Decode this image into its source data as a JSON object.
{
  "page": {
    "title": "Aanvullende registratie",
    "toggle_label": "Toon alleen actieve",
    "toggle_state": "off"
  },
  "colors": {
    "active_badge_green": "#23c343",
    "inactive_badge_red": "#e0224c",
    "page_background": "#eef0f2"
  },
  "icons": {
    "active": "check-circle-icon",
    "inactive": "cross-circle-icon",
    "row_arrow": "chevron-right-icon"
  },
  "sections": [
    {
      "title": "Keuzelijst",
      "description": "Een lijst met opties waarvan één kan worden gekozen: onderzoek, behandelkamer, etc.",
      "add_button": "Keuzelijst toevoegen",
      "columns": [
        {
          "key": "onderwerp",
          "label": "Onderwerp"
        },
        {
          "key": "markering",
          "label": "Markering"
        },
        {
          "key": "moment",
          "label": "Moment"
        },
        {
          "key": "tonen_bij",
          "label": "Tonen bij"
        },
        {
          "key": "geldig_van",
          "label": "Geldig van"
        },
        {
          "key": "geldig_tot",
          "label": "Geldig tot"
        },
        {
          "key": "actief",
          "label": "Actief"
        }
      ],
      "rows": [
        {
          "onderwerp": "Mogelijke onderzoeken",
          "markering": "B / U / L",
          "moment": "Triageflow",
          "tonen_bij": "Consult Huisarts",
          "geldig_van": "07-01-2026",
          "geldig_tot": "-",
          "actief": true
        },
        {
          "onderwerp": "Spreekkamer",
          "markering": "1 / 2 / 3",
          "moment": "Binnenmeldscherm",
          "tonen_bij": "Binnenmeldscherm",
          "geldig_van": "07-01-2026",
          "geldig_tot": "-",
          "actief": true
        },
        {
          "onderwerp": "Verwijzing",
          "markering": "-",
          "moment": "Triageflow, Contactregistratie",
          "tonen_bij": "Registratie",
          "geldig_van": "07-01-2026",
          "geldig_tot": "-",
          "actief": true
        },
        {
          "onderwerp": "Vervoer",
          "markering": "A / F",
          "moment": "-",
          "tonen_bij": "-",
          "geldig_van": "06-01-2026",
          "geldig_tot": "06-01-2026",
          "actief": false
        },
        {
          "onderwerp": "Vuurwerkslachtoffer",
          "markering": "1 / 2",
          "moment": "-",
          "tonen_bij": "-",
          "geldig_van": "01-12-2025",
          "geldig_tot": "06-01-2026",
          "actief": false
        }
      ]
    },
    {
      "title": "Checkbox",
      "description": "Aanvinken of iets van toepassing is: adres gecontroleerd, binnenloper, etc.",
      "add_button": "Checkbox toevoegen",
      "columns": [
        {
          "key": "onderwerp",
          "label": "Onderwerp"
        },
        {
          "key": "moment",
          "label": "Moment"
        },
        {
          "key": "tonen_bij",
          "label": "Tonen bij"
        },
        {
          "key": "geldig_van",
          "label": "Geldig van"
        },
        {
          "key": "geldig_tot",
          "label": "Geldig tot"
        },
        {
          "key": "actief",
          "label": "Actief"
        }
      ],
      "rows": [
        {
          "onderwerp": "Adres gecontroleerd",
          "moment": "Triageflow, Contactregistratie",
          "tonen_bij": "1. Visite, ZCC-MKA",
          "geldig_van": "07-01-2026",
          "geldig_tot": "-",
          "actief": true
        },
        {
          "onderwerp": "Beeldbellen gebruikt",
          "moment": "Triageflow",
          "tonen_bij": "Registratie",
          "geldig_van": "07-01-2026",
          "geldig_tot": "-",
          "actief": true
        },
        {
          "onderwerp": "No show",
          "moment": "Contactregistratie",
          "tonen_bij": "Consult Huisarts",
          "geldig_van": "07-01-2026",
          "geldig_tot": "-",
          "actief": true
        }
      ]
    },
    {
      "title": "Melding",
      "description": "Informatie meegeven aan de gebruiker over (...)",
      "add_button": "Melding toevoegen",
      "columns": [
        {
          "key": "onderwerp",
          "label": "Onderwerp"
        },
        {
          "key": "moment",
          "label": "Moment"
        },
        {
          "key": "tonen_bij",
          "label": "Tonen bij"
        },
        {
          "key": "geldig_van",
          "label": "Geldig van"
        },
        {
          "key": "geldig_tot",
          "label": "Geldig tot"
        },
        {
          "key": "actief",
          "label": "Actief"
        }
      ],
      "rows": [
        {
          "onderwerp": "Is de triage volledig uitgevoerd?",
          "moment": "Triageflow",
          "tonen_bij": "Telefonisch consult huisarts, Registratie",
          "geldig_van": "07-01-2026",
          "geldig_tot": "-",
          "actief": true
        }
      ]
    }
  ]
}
________________________________________
What to produce: Identify and copy the lines holding the word "Binnenmeldscherm".

Written response:
          "moment": "Binnenmeldscherm",
          "tonen_bij": "Binnenmeldscherm",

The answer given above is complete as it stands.